Collect each line holding the string "Screen".

** START **

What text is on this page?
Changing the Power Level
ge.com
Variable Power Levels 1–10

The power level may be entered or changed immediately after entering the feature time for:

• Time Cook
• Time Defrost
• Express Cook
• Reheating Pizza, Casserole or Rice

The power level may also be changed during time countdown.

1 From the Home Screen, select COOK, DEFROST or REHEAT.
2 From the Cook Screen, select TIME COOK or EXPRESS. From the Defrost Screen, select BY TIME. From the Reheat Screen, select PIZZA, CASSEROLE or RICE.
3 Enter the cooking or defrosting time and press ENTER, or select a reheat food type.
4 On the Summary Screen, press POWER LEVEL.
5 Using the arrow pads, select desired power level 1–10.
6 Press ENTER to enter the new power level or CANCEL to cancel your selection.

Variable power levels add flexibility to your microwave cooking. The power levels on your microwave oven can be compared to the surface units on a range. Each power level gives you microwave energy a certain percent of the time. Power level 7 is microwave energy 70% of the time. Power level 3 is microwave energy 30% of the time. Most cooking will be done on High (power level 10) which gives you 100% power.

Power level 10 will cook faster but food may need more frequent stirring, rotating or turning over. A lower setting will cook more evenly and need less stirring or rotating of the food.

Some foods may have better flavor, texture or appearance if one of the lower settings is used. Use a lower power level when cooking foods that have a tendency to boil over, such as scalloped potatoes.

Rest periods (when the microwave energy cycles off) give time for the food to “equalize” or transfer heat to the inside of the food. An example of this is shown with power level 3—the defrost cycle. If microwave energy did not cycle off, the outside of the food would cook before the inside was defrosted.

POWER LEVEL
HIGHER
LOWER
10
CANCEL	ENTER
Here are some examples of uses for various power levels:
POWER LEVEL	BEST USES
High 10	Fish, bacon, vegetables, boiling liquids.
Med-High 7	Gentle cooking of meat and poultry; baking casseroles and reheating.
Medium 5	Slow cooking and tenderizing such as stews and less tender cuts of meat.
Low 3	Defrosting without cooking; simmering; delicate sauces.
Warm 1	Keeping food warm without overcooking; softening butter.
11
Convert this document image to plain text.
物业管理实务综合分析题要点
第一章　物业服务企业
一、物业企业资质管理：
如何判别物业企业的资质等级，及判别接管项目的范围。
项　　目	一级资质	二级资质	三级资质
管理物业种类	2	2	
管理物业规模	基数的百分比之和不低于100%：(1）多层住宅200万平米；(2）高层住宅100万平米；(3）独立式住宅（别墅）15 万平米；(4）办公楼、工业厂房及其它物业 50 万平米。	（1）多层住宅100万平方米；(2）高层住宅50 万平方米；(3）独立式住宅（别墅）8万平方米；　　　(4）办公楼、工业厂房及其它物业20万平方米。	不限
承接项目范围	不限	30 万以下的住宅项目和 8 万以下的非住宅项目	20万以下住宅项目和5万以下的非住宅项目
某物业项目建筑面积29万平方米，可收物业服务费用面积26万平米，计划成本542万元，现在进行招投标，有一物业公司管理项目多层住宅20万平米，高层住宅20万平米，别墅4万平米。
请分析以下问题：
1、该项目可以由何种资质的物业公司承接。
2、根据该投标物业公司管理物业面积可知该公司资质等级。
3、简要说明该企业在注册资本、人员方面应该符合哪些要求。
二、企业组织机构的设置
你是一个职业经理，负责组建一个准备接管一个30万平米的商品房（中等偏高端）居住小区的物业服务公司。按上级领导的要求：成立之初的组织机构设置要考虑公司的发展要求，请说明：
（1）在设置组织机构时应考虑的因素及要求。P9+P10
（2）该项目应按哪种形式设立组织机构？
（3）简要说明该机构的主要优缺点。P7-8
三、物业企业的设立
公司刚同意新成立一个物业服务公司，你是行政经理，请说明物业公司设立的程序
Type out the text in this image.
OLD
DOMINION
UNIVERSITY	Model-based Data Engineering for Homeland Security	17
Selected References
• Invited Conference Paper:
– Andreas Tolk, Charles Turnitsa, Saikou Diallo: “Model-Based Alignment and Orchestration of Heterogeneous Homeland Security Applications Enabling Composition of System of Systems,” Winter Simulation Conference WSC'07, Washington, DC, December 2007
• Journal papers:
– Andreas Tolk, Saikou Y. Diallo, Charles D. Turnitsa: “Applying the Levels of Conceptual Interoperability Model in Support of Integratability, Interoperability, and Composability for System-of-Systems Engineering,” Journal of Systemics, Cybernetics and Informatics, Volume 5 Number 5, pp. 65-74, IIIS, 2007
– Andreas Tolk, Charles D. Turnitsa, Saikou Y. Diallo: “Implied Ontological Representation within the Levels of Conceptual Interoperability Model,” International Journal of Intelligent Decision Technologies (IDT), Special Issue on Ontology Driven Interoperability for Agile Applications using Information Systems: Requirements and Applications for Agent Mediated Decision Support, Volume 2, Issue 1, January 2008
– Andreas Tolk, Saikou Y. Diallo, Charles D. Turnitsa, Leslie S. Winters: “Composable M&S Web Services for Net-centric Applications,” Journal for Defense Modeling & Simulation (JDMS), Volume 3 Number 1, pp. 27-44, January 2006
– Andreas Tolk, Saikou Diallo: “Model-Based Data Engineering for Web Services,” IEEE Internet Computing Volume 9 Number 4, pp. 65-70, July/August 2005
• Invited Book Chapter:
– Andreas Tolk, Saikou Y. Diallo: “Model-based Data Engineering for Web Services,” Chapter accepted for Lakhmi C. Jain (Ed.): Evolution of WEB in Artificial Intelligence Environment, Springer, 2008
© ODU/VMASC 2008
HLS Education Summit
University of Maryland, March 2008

** END **

FULL OUTPUT:
1 From the Home Screen, select COOK, DEFROST or REHEAT.
2 From the Cook Screen, select TIME COOK or EXPRESS. From the Defrost Screen, select BY TIME. From the Reheat Screen, select PIZZA, CASSEROLE or RICE.
4 On the Summary Screen, press POWER LEVEL.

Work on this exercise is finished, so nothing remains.